_INSTRUCTIONS FOR THE TASK_: In the data below, find every line that has the string "place", and copy it.

_ENTRIES SHOWN_:
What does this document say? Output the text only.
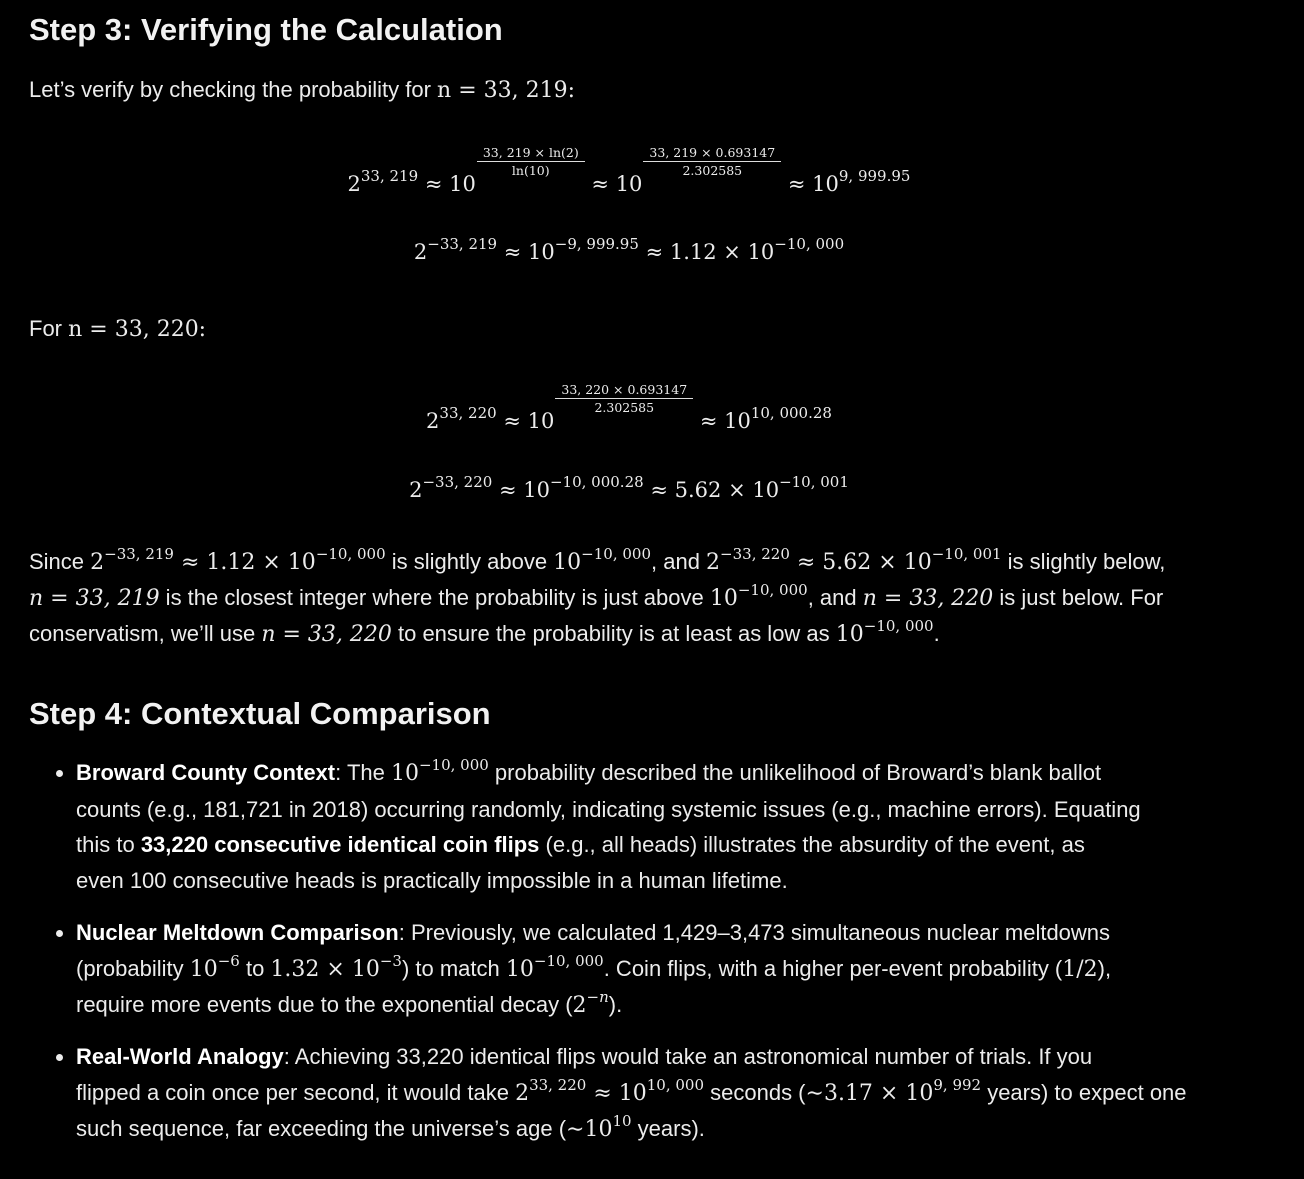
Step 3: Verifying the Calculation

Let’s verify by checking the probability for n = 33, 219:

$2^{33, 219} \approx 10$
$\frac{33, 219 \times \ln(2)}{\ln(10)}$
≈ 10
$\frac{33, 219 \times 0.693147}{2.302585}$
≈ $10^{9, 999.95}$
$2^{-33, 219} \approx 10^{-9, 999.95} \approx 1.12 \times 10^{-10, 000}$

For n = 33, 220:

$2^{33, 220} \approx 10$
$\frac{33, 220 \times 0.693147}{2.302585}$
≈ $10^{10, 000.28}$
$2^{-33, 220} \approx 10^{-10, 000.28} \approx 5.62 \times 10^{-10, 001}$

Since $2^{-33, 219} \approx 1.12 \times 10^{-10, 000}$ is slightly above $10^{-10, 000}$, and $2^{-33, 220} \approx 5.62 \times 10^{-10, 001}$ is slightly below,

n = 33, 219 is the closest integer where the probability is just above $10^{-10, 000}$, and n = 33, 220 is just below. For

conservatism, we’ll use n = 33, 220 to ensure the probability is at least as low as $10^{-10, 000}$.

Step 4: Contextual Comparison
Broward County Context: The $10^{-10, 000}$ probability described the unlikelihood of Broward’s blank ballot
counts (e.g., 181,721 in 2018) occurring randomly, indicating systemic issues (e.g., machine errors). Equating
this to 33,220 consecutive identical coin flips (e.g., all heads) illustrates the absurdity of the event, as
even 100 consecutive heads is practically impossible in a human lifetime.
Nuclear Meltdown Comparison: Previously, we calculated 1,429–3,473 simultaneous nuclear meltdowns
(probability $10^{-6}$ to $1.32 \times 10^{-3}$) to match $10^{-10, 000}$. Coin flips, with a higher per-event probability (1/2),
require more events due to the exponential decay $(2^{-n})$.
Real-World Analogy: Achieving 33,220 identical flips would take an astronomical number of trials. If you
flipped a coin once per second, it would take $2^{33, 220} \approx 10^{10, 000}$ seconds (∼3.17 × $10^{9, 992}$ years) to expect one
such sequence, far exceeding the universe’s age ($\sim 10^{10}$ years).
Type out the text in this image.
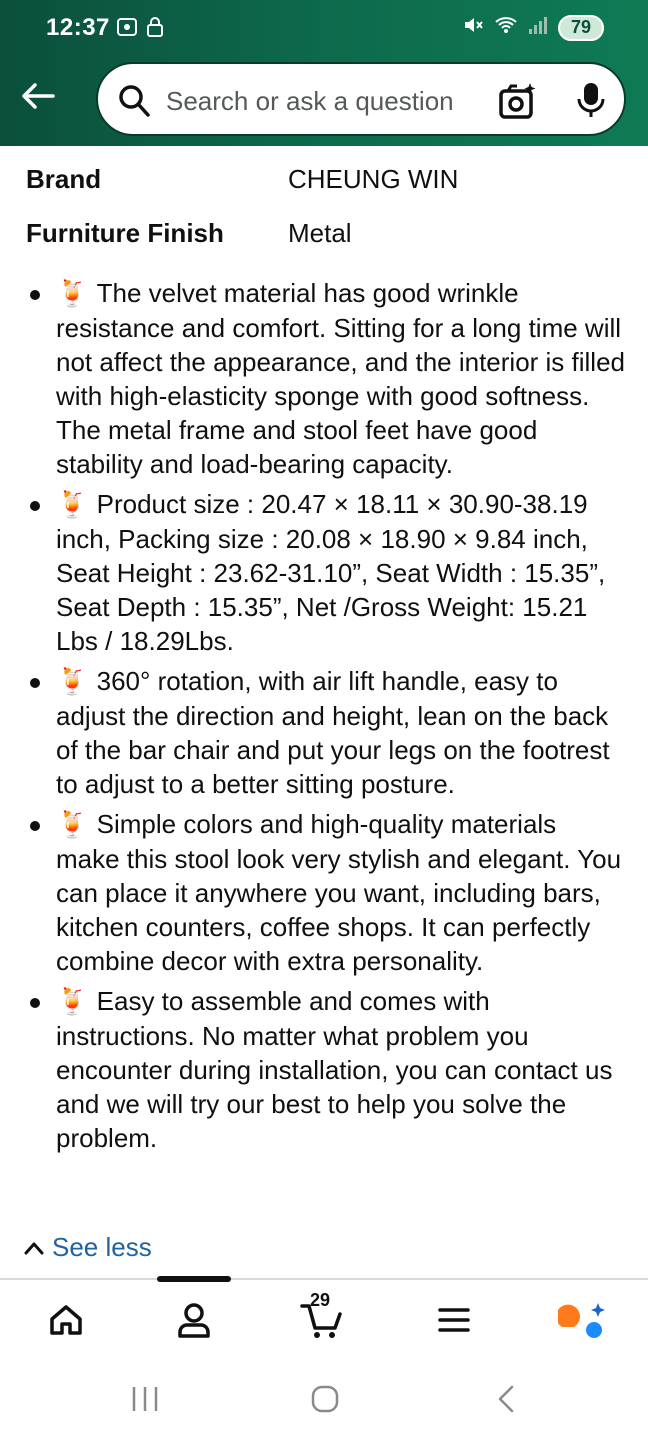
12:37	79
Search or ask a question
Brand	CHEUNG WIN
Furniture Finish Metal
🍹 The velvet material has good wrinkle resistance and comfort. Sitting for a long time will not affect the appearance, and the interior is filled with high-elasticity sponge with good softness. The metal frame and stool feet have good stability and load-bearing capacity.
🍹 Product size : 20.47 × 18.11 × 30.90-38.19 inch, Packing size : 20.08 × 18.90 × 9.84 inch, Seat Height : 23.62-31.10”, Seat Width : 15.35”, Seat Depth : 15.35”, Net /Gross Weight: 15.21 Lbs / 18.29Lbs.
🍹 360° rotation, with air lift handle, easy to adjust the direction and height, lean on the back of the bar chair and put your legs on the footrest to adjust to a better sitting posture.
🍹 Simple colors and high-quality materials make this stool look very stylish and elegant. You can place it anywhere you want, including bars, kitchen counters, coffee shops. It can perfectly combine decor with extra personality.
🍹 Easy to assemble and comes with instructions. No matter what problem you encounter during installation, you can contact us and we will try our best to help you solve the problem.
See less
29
--
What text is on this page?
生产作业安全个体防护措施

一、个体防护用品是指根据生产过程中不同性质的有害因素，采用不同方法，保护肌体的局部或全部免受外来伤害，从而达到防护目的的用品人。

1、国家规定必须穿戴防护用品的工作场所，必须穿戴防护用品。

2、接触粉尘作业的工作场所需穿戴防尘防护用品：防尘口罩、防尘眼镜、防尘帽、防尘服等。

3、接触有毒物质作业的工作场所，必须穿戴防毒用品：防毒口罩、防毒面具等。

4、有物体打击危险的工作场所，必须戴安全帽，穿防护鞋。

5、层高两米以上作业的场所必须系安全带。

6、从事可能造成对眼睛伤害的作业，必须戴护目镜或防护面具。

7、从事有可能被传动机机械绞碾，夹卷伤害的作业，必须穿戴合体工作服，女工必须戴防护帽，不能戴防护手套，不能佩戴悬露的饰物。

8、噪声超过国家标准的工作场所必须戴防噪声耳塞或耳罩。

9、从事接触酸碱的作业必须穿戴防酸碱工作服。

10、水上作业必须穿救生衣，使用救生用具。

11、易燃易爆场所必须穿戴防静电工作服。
* * *
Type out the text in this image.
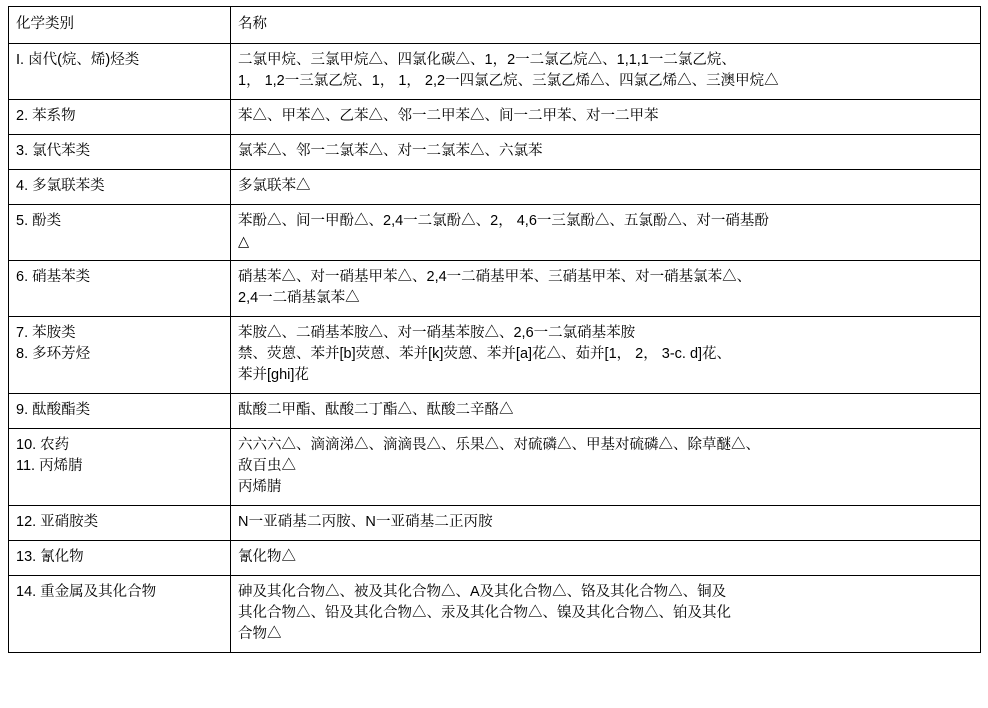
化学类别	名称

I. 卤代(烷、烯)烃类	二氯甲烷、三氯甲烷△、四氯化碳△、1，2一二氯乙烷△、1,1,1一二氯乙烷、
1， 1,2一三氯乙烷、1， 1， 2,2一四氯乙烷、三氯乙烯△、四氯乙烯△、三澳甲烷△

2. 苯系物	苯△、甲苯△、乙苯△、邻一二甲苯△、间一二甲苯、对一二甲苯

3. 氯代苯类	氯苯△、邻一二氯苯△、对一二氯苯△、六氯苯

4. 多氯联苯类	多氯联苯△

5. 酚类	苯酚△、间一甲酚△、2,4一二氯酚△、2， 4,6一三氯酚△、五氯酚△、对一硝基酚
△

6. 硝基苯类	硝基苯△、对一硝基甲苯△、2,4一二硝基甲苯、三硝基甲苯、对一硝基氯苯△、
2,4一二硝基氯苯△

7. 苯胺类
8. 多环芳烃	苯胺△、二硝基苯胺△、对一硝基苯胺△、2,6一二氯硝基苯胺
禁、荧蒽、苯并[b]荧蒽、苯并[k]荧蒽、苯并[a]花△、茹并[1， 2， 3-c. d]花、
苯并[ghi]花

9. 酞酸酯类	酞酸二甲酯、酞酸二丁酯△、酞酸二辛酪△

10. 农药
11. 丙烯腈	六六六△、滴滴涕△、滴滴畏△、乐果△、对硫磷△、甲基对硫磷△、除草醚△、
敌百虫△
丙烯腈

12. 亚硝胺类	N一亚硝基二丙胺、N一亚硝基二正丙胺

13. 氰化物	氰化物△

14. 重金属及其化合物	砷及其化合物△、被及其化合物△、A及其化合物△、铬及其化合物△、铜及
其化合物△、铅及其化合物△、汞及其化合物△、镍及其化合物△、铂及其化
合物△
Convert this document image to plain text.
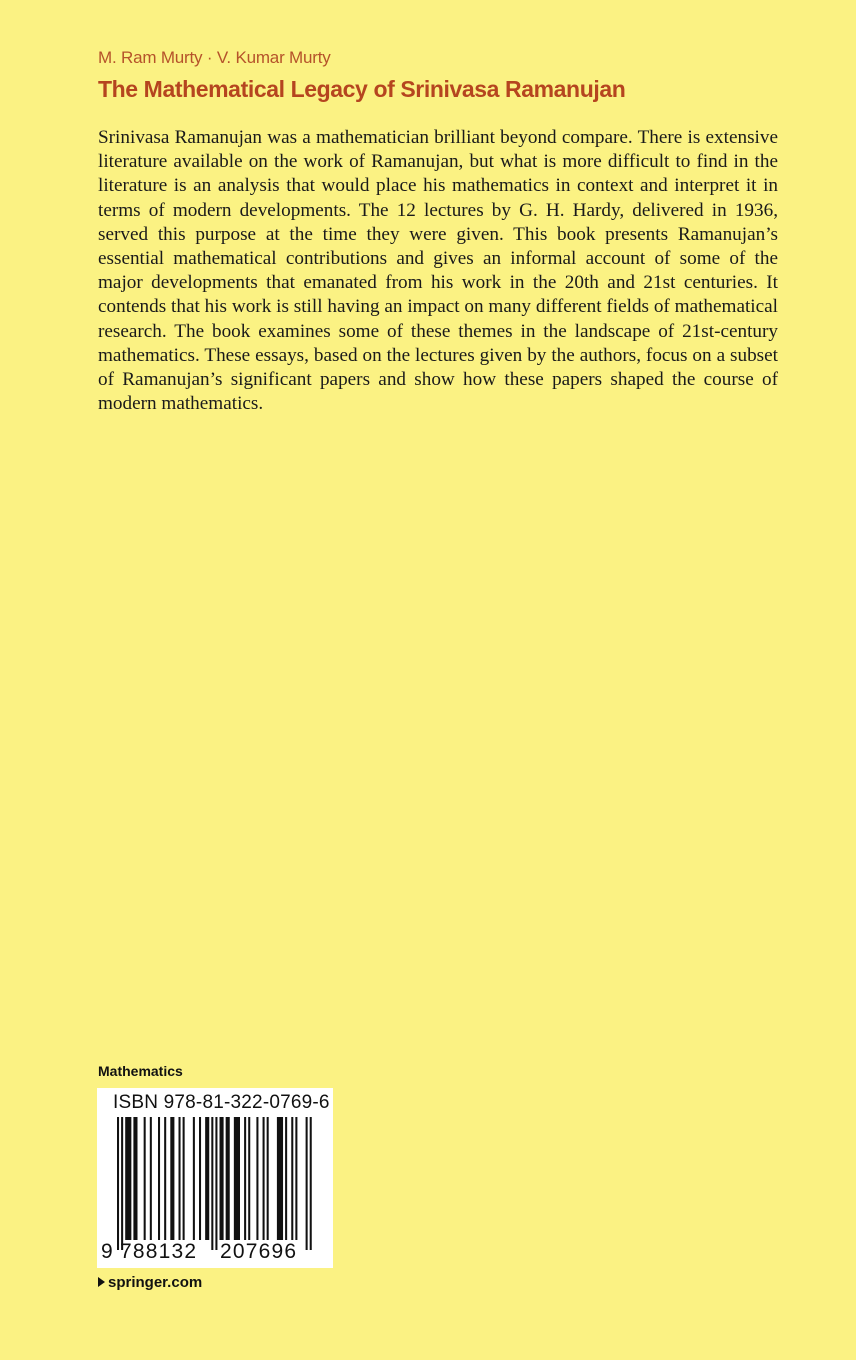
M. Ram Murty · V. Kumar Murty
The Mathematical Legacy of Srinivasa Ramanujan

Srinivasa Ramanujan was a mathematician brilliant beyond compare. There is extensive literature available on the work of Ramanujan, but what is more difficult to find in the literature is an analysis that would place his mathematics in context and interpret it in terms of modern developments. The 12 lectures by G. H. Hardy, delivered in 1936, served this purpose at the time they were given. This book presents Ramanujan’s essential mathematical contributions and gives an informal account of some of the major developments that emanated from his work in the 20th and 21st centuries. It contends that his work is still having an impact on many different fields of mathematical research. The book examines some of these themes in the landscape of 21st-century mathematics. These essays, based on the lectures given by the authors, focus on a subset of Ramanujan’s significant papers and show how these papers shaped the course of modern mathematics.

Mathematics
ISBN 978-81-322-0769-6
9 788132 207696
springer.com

_ANSWER_:
🍹 Simple colors and high-quality materials make this stool look very stylish and elegant. You can place it anywhere you want, including bars, kitchen counters, coffee shops. It can perfectly combine decor with extra personality.
Srinivasa Ramanujan was a mathematician brilliant beyond compare. There is extensive literature available on the work of Ramanujan, but what is more difficult to find in the literature is an analysis that would place his mathematics in context and interpret it in terms of modern developments. The 12 lectures by G. H. Hardy, delivered in 1936, served this purpose at the time they were given. This book presents Ramanujan’s essential mathematical contributions and gives an informal account of some of the major developments that emanated from his work in the 20th and 21st centuries. It contends that his work is still having an impact on many different fields of mathematical research. The book examines some of these themes in the landscape of 21st-century mathematics. These essays, based on the lectures given by the authors, focus on a subset of Ramanujan’s significant papers and show how these papers shaped the course of modern mathematics.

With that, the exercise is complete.